Aim: Find each line containing the string "material" and return it.

## start Provided records

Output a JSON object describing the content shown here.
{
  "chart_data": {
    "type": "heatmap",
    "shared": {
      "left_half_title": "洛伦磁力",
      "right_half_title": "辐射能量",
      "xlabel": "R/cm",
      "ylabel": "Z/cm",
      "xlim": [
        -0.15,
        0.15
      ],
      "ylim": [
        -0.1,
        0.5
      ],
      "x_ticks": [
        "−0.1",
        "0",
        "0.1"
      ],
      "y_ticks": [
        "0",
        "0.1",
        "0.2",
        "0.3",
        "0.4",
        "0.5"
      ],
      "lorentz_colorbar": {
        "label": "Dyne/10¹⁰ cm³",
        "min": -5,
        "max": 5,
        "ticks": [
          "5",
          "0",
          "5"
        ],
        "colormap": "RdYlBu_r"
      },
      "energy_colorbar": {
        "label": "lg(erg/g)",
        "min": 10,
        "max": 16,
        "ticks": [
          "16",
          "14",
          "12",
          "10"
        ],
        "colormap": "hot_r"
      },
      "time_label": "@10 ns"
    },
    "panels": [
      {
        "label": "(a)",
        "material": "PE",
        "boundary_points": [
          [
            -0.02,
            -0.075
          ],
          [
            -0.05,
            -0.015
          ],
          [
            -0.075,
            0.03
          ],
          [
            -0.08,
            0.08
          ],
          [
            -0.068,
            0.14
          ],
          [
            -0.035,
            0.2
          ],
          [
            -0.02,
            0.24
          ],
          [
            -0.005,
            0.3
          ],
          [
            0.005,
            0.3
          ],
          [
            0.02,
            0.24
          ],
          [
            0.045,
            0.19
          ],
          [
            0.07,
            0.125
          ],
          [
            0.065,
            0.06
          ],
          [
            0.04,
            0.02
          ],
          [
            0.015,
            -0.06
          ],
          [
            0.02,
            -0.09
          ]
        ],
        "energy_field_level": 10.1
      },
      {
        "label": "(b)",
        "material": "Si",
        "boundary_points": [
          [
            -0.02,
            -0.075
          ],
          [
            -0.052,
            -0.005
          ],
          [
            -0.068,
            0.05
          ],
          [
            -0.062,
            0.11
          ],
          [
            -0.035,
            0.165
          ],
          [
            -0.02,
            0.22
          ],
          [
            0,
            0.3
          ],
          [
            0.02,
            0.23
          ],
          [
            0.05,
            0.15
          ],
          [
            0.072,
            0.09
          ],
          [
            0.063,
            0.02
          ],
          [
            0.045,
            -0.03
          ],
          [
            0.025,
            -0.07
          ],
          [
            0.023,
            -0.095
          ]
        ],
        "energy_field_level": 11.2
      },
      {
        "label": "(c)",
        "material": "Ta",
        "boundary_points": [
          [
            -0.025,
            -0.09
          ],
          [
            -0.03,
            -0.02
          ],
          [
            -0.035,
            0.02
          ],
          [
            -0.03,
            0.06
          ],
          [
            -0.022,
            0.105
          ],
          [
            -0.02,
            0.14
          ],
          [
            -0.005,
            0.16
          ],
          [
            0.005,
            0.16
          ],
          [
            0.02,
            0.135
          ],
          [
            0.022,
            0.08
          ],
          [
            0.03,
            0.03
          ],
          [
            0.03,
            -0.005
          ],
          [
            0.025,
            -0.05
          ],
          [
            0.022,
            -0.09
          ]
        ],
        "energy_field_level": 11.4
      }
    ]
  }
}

## end Provided records

Answer to the task:
        "material": "PE",
        "material": "Si",
        "material": "Ta",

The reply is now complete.